■ **Task details**: Output all lines exactly, with nothing added or dropped.

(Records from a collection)
========================================================================

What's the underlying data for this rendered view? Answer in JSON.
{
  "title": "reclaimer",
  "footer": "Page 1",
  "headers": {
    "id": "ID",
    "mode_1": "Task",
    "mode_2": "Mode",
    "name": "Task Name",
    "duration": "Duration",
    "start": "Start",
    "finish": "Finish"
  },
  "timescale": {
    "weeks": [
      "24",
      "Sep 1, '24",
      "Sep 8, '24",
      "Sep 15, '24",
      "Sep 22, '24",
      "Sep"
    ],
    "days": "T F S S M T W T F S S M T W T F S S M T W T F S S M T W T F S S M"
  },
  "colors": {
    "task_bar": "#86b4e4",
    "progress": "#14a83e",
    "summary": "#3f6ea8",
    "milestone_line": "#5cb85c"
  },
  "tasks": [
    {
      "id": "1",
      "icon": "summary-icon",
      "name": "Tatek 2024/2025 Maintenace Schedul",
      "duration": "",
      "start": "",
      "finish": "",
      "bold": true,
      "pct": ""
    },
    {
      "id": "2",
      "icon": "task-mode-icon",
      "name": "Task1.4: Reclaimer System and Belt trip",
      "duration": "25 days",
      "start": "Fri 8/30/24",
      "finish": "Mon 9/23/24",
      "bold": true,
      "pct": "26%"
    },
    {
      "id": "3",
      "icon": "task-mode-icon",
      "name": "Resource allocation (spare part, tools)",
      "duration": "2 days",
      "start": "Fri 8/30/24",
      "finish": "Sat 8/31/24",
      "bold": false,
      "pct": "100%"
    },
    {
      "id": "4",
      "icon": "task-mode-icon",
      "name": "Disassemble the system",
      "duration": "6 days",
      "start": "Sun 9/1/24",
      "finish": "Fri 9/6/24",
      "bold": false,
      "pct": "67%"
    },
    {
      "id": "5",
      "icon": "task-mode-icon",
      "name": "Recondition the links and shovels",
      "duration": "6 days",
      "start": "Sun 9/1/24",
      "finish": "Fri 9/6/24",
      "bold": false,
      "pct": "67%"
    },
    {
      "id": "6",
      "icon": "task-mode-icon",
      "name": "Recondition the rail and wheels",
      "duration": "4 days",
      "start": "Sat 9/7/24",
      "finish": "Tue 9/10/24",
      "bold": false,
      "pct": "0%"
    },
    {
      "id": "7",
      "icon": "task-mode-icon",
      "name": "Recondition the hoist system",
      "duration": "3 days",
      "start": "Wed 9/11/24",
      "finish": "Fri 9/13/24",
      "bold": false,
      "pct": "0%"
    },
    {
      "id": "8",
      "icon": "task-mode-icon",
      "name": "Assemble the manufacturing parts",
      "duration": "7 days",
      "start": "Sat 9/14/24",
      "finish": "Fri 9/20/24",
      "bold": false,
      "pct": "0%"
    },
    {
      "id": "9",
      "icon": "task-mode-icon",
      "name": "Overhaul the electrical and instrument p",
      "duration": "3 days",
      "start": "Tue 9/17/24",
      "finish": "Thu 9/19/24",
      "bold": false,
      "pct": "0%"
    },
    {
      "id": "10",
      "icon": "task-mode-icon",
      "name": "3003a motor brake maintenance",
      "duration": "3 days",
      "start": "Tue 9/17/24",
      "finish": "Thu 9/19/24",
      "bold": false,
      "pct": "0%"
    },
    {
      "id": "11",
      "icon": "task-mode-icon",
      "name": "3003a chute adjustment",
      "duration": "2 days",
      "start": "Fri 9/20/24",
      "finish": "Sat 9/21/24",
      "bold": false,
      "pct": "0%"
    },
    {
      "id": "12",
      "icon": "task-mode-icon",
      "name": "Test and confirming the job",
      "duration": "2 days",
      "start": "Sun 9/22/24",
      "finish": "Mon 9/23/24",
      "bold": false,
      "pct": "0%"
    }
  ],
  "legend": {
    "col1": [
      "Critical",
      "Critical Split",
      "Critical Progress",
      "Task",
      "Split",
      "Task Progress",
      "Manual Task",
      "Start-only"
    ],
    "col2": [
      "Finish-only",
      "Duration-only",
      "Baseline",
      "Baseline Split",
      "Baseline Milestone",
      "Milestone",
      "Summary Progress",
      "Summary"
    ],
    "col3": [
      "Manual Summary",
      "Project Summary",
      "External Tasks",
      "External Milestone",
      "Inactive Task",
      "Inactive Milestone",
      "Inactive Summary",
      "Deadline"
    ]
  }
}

========================================================================

■ **Response to the exercise**:
What's the underlying data for this rendered view? Answer in JSON.
{
  "title": "reclaimer",
  "footer": "Page 1",
  "headers": {
    "id": "ID",
    "mode_1": "Task",
    "mode_2": "Mode",
    "name": "Task Name",
    "duration": "Duration",
    "start": "Start",
    "finish": "Finish"
  },
  "timescale": {
    "weeks": [
      "24",
      "Sep 1, '24",
      "Sep 8, '24",
      "Sep 15, '24",
      "Sep 22, '24",
      "Sep"
    ],
    "days": "T F S S M T W T F S S M T W T F S S M T W T F S S M T W T F S S M"
  },
  "colors": {
    "task_bar": "#86b4e4",
    "progress": "#14a83e",
    "summary": "#3f6ea8",
    "milestone_line": "#5cb85c"
  },
  "tasks": [
    {
      "id": "1",
      "icon": "summary-icon",
      "name": "Tatek 2024/2025 Maintenace Schedul",
      "duration": "",
      "start": "",
      "finish": "",
      "bold": true,
      "pct": ""
    },
    {
      "id": "2",
      "icon": "task-mode-icon",
      "name": "Task1.4: Reclaimer System and Belt trip",
      "duration": "25 days",
      "start": "Fri 8/30/24",
      "finish": "Mon 9/23/24",
      "bold": true,
      "pct": "26%"
    },
    {
      "id": "3",
      "icon": "task-mode-icon",
      "name": "Resource allocation (spare part, tools)",
      "duration": "2 days",
      "start": "Fri 8/30/24",
      "finish": "Sat 8/31/24",
      "bold": false,
      "pct": "100%"
    },
    {
      "id": "4",
      "icon": "task-mode-icon",
      "name": "Disassemble the system",
      "duration": "6 days",
      "start": "Sun 9/1/24",
      "finish": "Fri 9/6/24",
      "bold": false,
      "pct": "67%"
    },
    {
      "id": "5",
      "icon": "task-mode-icon",
      "name": "Recondition the links and shovels",
      "duration": "6 days",
      "start": "Sun 9/1/24",
      "finish": "Fri 9/6/24",
      "bold": false,
      "pct": "67%"
    },
    {
      "id": "6",
      "icon": "task-mode-icon",
      "name": "Recondition the rail and wheels",
      "duration": "4 days",
      "start": "Sat 9/7/24",
      "finish": "Tue 9/10/24",
      "bold": false,
      "pct": "0%"
    },
    {
      "id": "7",
      "icon": "task-mode-icon",
      "name": "Recondition the hoist system",
      "duration": "3 days",
      "start": "Wed 9/11/24",
      "finish": "Fri 9/13/24",
      "bold": false,
      "pct": "0%"
    },
    {
      "id": "8",
      "icon": "task-mode-icon",
      "name": "Assemble the manufacturing parts",
      "duration": "7 days",
      "start": "Sat 9/14/24",
      "finish": "Fri 9/20/24",
      "bold": false,
      "pct": "0%"
    },
    {
      "id": "9",
      "icon": "task-mode-icon",
      "name": "Overhaul the electrical and instrument p",
      "duration": "3 days",
      "start": "Tue 9/17/24",
      "finish": "Thu 9/19/24",
      "bold": false,
      "pct": "0%"
    },
    {
      "id": "10",
      "icon": "task-mode-icon",
      "name": "3003a motor brake maintenance",
      "duration": "3 days",
      "start": "Tue 9/17/24",
      "finish": "Thu 9/19/24",
      "bold": false,
      "pct": "0%"
    },
    {
      "id": "11",
      "icon": "task-mode-icon",
      "name": "3003a chute adjustment",
      "duration": "2 days",
      "start": "Fri 9/20/24",
      "finish": "Sat 9/21/24",
      "bold": false,
      "pct": "0%"
    },
    {
      "id": "12",
      "icon": "task-mode-icon",
      "name": "Test and confirming the job",
      "duration": "2 days",
      "start": "Sun 9/22/24",
      "finish": "Mon 9/23/24",
      "bold": false,
      "pct": "0%"
    }
  ],
  "legend": {
    "col1": [
      "Critical",
      "Critical Split",
      "Critical Progress",
      "Task",
      "Split",
      "Task Progress",
      "Manual Task",
      "Start-only"
    ],
    "col2": [
      "Finish-only",
      "Duration-only",
      "Baseline",
      "Baseline Split",
      "Baseline Milestone",
      "Milestone",
      "Summary Progress",
      "Summary"
    ],
    "col3": [
      "Manual Summary",
      "Project Summary",
      "External Tasks",
      "External Milestone",
      "Inactive Task",
      "Inactive Milestone",
      "Inactive Summary",
      "Deadline"
    ]
  }
}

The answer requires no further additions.